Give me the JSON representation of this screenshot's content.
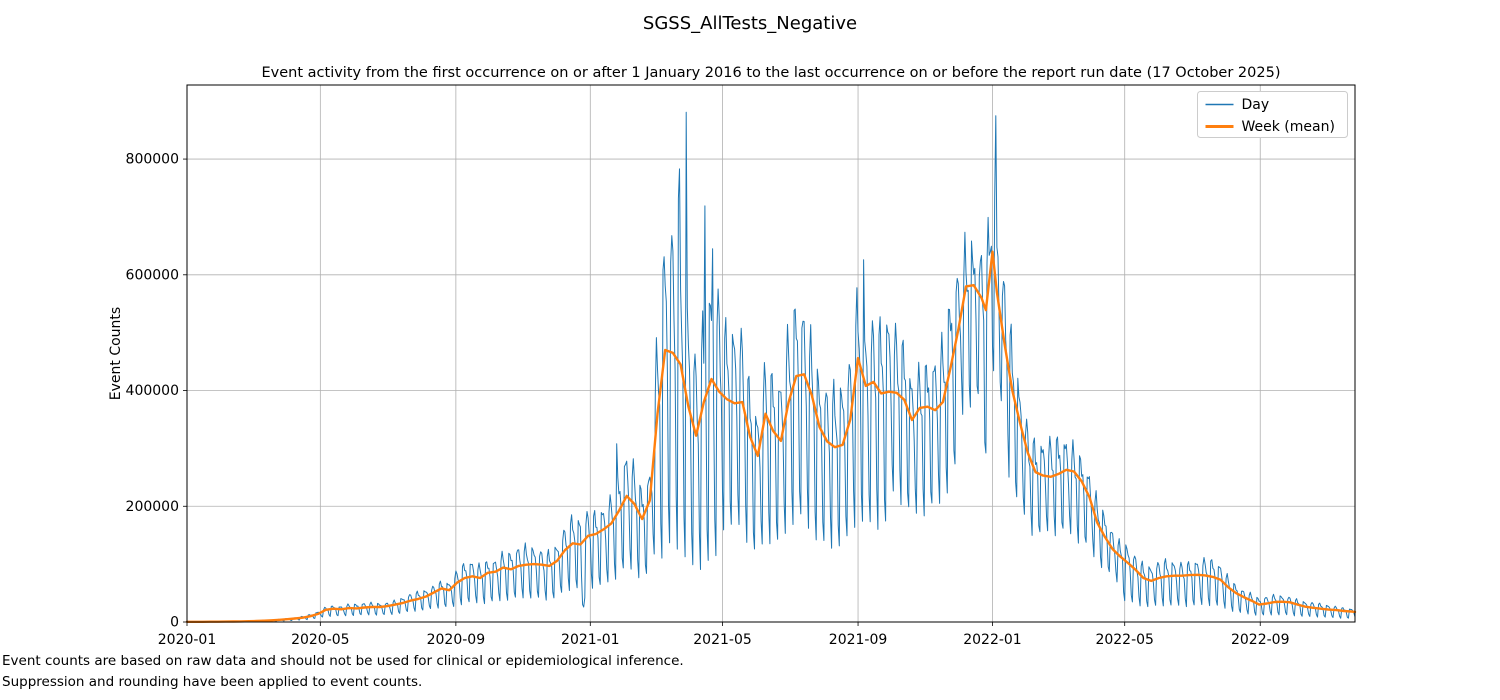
{
  "figure": {
    "title": "SGSS_AllTests_Negative",
    "axes_title": "Event activity from the first occurrence on or after 1 January 2016 to the last occurrence on or before the report run date (17 October 2025)",
    "ylabel": "Event Counts",
    "footnote_line1": "Event counts are based on raw data and should not be used for clinical or epidemiological inference.",
    "footnote_line2": "Suppression and rounding have been applied to event counts.",
    "legend": [
      {
        "label": "Day",
        "color": "#1f77b4",
        "line_width": 1.5
      },
      {
        "label": "Week (mean)",
        "color": "#ff7f0e",
        "line_width": 3
      }
    ]
  },
  "chart_data": {
    "type": "line",
    "title": "SGSS_AllTests_Negative",
    "subtitle": "Event activity from the first occurrence on or after 1 January 2016 to the last occurrence on or before the report run date (17 October 2025)",
    "xlabel": "",
    "ylabel": "Event Counts",
    "grid": true,
    "legend_position": "upper right",
    "background": "#ffffff",
    "grid_color": "#b0b0b0",
    "start_date": "2020-01-01",
    "xlim_days": [
      0,
      1060
    ],
    "ylim": [
      0,
      928000
    ],
    "y_ticks": [
      0,
      200000,
      400000,
      600000,
      800000
    ],
    "x_ticks": [
      {
        "day": 0,
        "label": "2020-01"
      },
      {
        "day": 121,
        "label": "2020-05"
      },
      {
        "day": 244,
        "label": "2020-09"
      },
      {
        "day": 366,
        "label": "2021-01"
      },
      {
        "day": 486,
        "label": "2021-05"
      },
      {
        "day": 609,
        "label": "2021-09"
      },
      {
        "day": 731,
        "label": "2022-01"
      },
      {
        "day": 851,
        "label": "2022-05"
      },
      {
        "day": 974,
        "label": "2022-09"
      }
    ],
    "series": [
      {
        "name": "Day",
        "color": "#1f77b4",
        "line_width": 1,
        "derived_daily_model": {
          "weekday_factors_mon_to_sun": [
            1.22,
            1.28,
            1.18,
            1.08,
            0.95,
            0.55,
            0.42
          ],
          "day0_weekday": "Wednesday",
          "amplitude_windows": [
            [
              0,
              240,
              0.9,
              0.9
            ],
            [
              240,
              425,
              1.0,
              1.0
            ],
            [
              425,
              485,
              1.55,
              1.25
            ],
            [
              485,
              640,
              1.0,
              1.0
            ],
            [
              640,
              700,
              0.8,
              0.8
            ],
            [
              700,
              742,
              0.55,
              0.55
            ],
            [
              742,
              850,
              0.7,
              0.7
            ],
            [
              850,
              1061,
              1.1,
              1.1
            ]
          ],
          "override_days": [
            [
              358,
              80000
            ],
            [
              359,
              30000
            ],
            [
              360,
              26000
            ],
            [
              361,
              42000
            ],
            [
              390,
              308000
            ],
            [
              446,
              732000
            ],
            [
              447,
              783000
            ],
            [
              453,
              881000
            ],
            [
              470,
              719000
            ],
            [
              477,
              645000
            ],
            [
              614,
              626000
            ],
            [
              724,
              310000
            ],
            [
              725,
              292000
            ],
            [
              734,
              875000
            ]
          ],
          "texture": {
            "amp1": 0.05,
            "freq1": 2.11,
            "phase1": 1,
            "amp2": 0.04,
            "freq2": 0.13,
            "phase2": 0
          }
        }
      },
      {
        "name": "Week (mean)",
        "color": "#ff7f0e",
        "line_width": 2.4,
        "points_day_value": [
          [
            0,
            300
          ],
          [
            7,
            300
          ],
          [
            14,
            400
          ],
          [
            21,
            500
          ],
          [
            28,
            600
          ],
          [
            35,
            700
          ],
          [
            42,
            900
          ],
          [
            49,
            1100
          ],
          [
            56,
            1400
          ],
          [
            63,
            1800
          ],
          [
            70,
            2300
          ],
          [
            77,
            3000
          ],
          [
            84,
            3800
          ],
          [
            91,
            4800
          ],
          [
            98,
            6000
          ],
          [
            105,
            7500
          ],
          [
            112,
            10000
          ],
          [
            119,
            14000
          ],
          [
            126,
            21000
          ],
          [
            133,
            23000
          ],
          [
            140,
            22000
          ],
          [
            147,
            24000
          ],
          [
            154,
            23500
          ],
          [
            161,
            25000
          ],
          [
            168,
            26000
          ],
          [
            175,
            26000
          ],
          [
            182,
            27500
          ],
          [
            189,
            30000
          ],
          [
            196,
            33000
          ],
          [
            203,
            37000
          ],
          [
            210,
            40000
          ],
          [
            217,
            44000
          ],
          [
            224,
            51000
          ],
          [
            231,
            58000
          ],
          [
            238,
            55000
          ],
          [
            245,
            68000
          ],
          [
            252,
            76000
          ],
          [
            259,
            79000
          ],
          [
            266,
            76000
          ],
          [
            273,
            85000
          ],
          [
            280,
            87000
          ],
          [
            287,
            94000
          ],
          [
            294,
            91000
          ],
          [
            301,
            97000
          ],
          [
            308,
            99000
          ],
          [
            315,
            100000
          ],
          [
            322,
            99000
          ],
          [
            329,
            97000
          ],
          [
            336,
            106000
          ],
          [
            343,
            124000
          ],
          [
            350,
            136000
          ],
          [
            357,
            134000
          ],
          [
            364,
            149000
          ],
          [
            371,
            152000
          ],
          [
            378,
            160000
          ],
          [
            385,
            170000
          ],
          [
            392,
            192000
          ],
          [
            399,
            218000
          ],
          [
            406,
            204000
          ],
          [
            413,
            178000
          ],
          [
            420,
            210000
          ],
          [
            427,
            360000
          ],
          [
            434,
            470000
          ],
          [
            441,
            465000
          ],
          [
            448,
            445000
          ],
          [
            455,
            372000
          ],
          [
            462,
            322000
          ],
          [
            469,
            380000
          ],
          [
            476,
            420000
          ],
          [
            483,
            398000
          ],
          [
            490,
            385000
          ],
          [
            497,
            378000
          ],
          [
            504,
            380000
          ],
          [
            511,
            320000
          ],
          [
            518,
            287000
          ],
          [
            525,
            360000
          ],
          [
            532,
            330000
          ],
          [
            539,
            313000
          ],
          [
            546,
            380000
          ],
          [
            553,
            425000
          ],
          [
            560,
            428000
          ],
          [
            567,
            392000
          ],
          [
            574,
            337000
          ],
          [
            581,
            312000
          ],
          [
            588,
            302000
          ],
          [
            595,
            306000
          ],
          [
            602,
            350000
          ],
          [
            609,
            456000
          ],
          [
            616,
            408000
          ],
          [
            623,
            415000
          ],
          [
            630,
            395000
          ],
          [
            637,
            398000
          ],
          [
            644,
            396000
          ],
          [
            651,
            384000
          ],
          [
            658,
            349000
          ],
          [
            665,
            370000
          ],
          [
            672,
            372000
          ],
          [
            679,
            366000
          ],
          [
            686,
            380000
          ],
          [
            693,
            440000
          ],
          [
            700,
            505000
          ],
          [
            707,
            580000
          ],
          [
            714,
            582000
          ],
          [
            721,
            560000
          ],
          [
            725,
            539000
          ],
          [
            731,
            640000
          ],
          [
            735,
            570000
          ],
          [
            742,
            480000
          ],
          [
            749,
            400000
          ],
          [
            756,
            344000
          ],
          [
            763,
            293000
          ],
          [
            770,
            259000
          ],
          [
            777,
            253000
          ],
          [
            784,
            251000
          ],
          [
            791,
            256000
          ],
          [
            798,
            263000
          ],
          [
            805,
            260000
          ],
          [
            812,
            243000
          ],
          [
            819,
            216000
          ],
          [
            826,
            172000
          ],
          [
            833,
            147000
          ],
          [
            840,
            126000
          ],
          [
            847,
            113000
          ],
          [
            854,
            102000
          ],
          [
            861,
            90000
          ],
          [
            868,
            76000
          ],
          [
            875,
            71000
          ],
          [
            882,
            76000
          ],
          [
            889,
            79000
          ],
          [
            896,
            80000
          ],
          [
            903,
            80000
          ],
          [
            910,
            81000
          ],
          [
            917,
            81500
          ],
          [
            924,
            80500
          ],
          [
            931,
            78000
          ],
          [
            938,
            73000
          ],
          [
            945,
            60000
          ],
          [
            952,
            50000
          ],
          [
            959,
            43000
          ],
          [
            966,
            37000
          ],
          [
            973,
            30000
          ],
          [
            980,
            32000
          ],
          [
            987,
            34500
          ],
          [
            994,
            35000
          ],
          [
            1001,
            34000
          ],
          [
            1008,
            30000
          ],
          [
            1015,
            26500
          ],
          [
            1022,
            24500
          ],
          [
            1029,
            23000
          ],
          [
            1036,
            21500
          ],
          [
            1043,
            20500
          ],
          [
            1050,
            19000
          ],
          [
            1057,
            18000
          ],
          [
            1060,
            17500
          ]
        ]
      }
    ]
  }
}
════════════════════
§ **Work instructions**
Each line in the listing above that contains "from" should be copied.

§ **Task answer**
    "axes_title": "Event activity from the first occurrence on or after 1 January 2016 to the last occurrence on or before the report run date (17 October 2025)",
    "subtitle": "Event activity from the first occurrence on or after 1 January 2016 to the last occurrence on or before the report run date (17 October 2025)",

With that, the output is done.